# Start of RECORDS TO USE
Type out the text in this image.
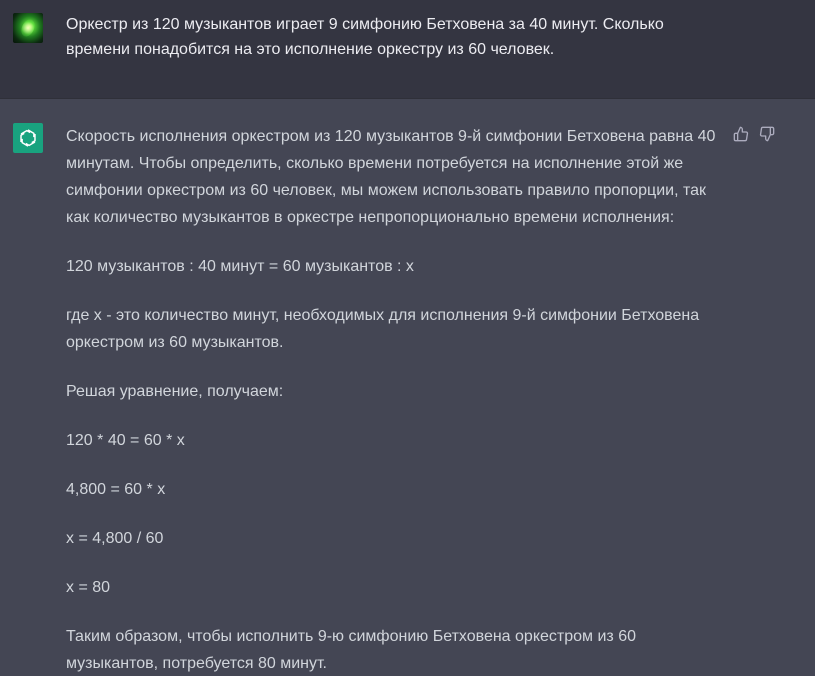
Оркестр из 120 музыкантов играет 9 симфонию Бетховена за 40 минут. Сколько времени понадобится на это исполнение оркестру из 60 человек.

Скорость исполнения оркестром из 120 музыкантов 9-й симфонии Бетховена равна 40 минутам. Чтобы определить, сколько времени потребуется на исполнение этой же симфонии оркестром из 60 человек, мы можем использовать правило пропорции, так как количество музыкантов в оркестре непропорционально времени исполнения:

120 музыкантов : 40 минут = 60 музыкантов : x

где x - это количество минут, необходимых для исполнения 9-й симфонии Бетховена оркестром из 60 музыкантов.

Решая уравнение, получаем:

120 * 40 = 60 * x

4,800 = 60 * x

x = 4,800 / 60

x = 80

Таким образом, чтобы исполнить 9-ю симфонию Бетховена оркестром из 60 музыкантов, потребуется 80 минут.
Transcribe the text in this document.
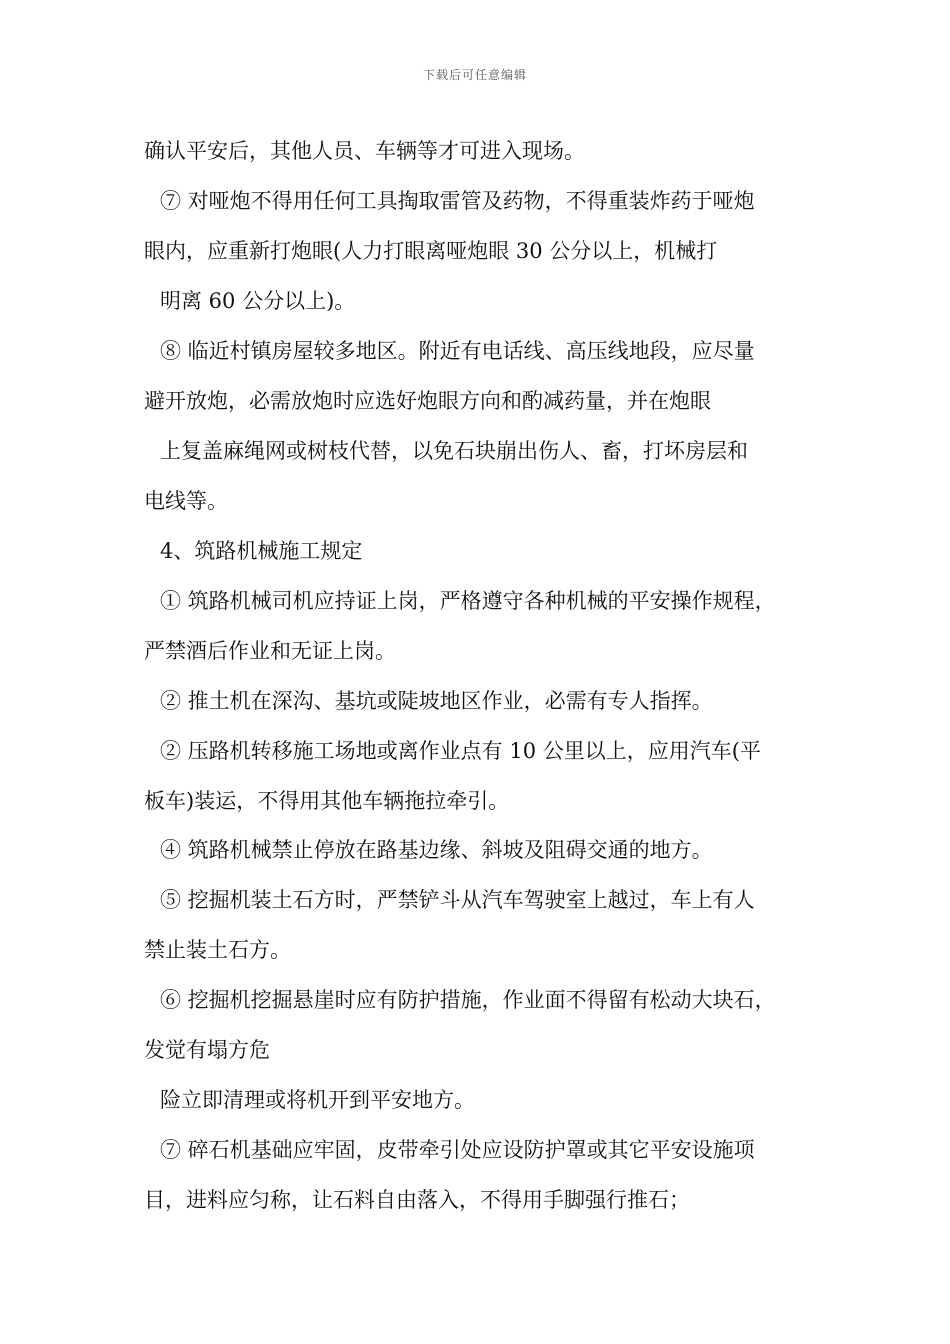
下载后可任意编辑
确认平安后，其他人员、车辆等才可进入现场。
⑦ 对哑炮不得用任何工具掏取雷管及药物，不得重装炸药于哑炮
眼内，应重新打炮眼(人力打眼离哑炮眼 30 公分以上，机械打
明离 60 公分以上)。
⑧ 临近村镇房屋较多地区。附近有电话线、高压线地段，应尽量
避开放炮，必需放炮时应选好炮眼方向和酌减药量，并在炮眼
上复盖麻绳网或树枝代替，以免石块崩出伤人、畜，打坏房层和
电线等。
4、筑路机械施工规定
① 筑路机械司机应持证上岗，严格遵守各种机械的平安操作规程，
严禁酒后作业和无证上岗。
② 推土机在深沟、基坑或陡坡地区作业，必需有专人指挥。
② 压路机转移施工场地或离作业点有 10 公里以上，应用汽车(平
板车)装运，不得用其他车辆拖拉牵引。
④ 筑路机械禁止停放在路基边缘、斜坡及阻碍交通的地方。
⑤ 挖掘机装土石方时，严禁铲斗从汽车驾驶室上越过，车上有人
禁止装土石方。
⑥ 挖掘机挖掘悬崖时应有防护措施，作业面不得留有松动大块石，
发觉有塌方危
险立即清理或将机开到平安地方。
⑦ 碎石机基础应牢固，皮带牵引处应设防护罩或其它平安设施项
目，进料应匀称，让石料自由落入，不得用手脚强行推石；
# End of RECORDS TO USE
WHAT THIS TASK INVOLVES: Reproduce each line from the records that contains the word "Бетховена".

WORKED SOLUTION:
Оркестр из 120 музыкантов играет 9 симфонию Бетховена за 40 минут. Сколько времени понадобится на это исполнение оркестру из 60 человек.
Скорость исполнения оркестром из 120 музыкантов 9-й симфонии Бетховена равна 40 минутам. Чтобы определить, сколько времени потребуется на исполнение этой же симфонии оркестром из 60 человек, мы можем использовать правило пропорции, так как количество музыкантов в оркестре непропорционально времени исполнения:
где x - это количество минут, необходимых для исполнения 9-й симфонии Бетховена оркестром из 60 музыкантов.
Таким образом, чтобы исполнить 9-ю симфонию Бетховена оркестром из 60 музыкантов, потребуется 80 минут.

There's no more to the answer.